| Written exercise |
Return the full listing exactly as it is written.

-------------------------

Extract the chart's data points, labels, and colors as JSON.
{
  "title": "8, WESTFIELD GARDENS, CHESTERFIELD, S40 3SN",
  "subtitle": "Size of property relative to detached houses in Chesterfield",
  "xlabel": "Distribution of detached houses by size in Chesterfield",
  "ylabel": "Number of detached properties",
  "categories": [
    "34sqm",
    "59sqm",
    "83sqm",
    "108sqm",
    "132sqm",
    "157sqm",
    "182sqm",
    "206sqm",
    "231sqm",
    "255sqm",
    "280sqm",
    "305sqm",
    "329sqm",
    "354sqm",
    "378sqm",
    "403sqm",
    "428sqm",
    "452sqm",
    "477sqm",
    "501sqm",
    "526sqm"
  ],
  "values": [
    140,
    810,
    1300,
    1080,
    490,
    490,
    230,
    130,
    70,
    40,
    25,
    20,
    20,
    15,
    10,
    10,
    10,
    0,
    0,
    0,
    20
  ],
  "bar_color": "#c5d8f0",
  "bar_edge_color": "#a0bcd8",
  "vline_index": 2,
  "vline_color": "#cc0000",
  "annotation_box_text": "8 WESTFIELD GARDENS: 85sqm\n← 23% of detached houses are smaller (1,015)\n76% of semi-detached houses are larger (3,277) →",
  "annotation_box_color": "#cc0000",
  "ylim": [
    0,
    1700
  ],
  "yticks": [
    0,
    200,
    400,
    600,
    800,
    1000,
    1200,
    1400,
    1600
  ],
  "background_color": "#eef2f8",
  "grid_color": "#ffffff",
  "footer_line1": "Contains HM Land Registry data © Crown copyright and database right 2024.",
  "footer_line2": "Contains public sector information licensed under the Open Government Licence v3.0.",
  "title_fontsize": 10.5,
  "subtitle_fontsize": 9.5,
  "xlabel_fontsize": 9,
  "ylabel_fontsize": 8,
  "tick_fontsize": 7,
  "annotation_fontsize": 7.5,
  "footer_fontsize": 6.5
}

-------------------------

| Correct answer |
Extract the chart's data points, labels, and colors as JSON.
{
  "title": "8, WESTFIELD GARDENS, CHESTERFIELD, S40 3SN",
  "subtitle": "Size of property relative to detached houses in Chesterfield",
  "xlabel": "Distribution of detached houses by size in Chesterfield",
  "ylabel": "Number of detached properties",
  "categories": [
    "34sqm",
    "59sqm",
    "83sqm",
    "108sqm",
    "132sqm",
    "157sqm",
    "182sqm",
    "206sqm",
    "231sqm",
    "255sqm",
    "280sqm",
    "305sqm",
    "329sqm",
    "354sqm",
    "378sqm",
    "403sqm",
    "428sqm",
    "452sqm",
    "477sqm",
    "501sqm",
    "526sqm"
  ],
  "values": [
    140,
    810,
    1300,
    1080,
    490,
    490,
    230,
    130,
    70,
    40,
    25,
    20,
    20,
    15,
    10,
    10,
    10,
    0,
    0,
    0,
    20
  ],
  "bar_color": "#c5d8f0",
  "bar_edge_color": "#a0bcd8",
  "vline_index": 2,
  "vline_color": "#cc0000",
  "annotation_box_text": "8 WESTFIELD GARDENS: 85sqm\n← 23% of detached houses are smaller (1,015)\n76% of semi-detached houses are larger (3,277) →",
  "annotation_box_color": "#cc0000",
  "ylim": [
    0,
    1700
  ],
  "yticks": [
    0,
    200,
    400,
    600,
    800,
    1000,
    1200,
    1400,
    1600
  ],
  "background_color": "#eef2f8",
  "grid_color": "#ffffff",
  "footer_line1": "Contains HM Land Registry data © Crown copyright and database right 2024.",
  "footer_line2": "Contains public sector information licensed under the Open Government Licence v3.0.",
  "title_fontsize": 10.5,
  "subtitle_fontsize": 9.5,
  "xlabel_fontsize": 9,
  "ylabel_fontsize": 8,
  "tick_fontsize": 7,
  "annotation_fontsize": 7.5,
  "footer_fontsize": 6.5
}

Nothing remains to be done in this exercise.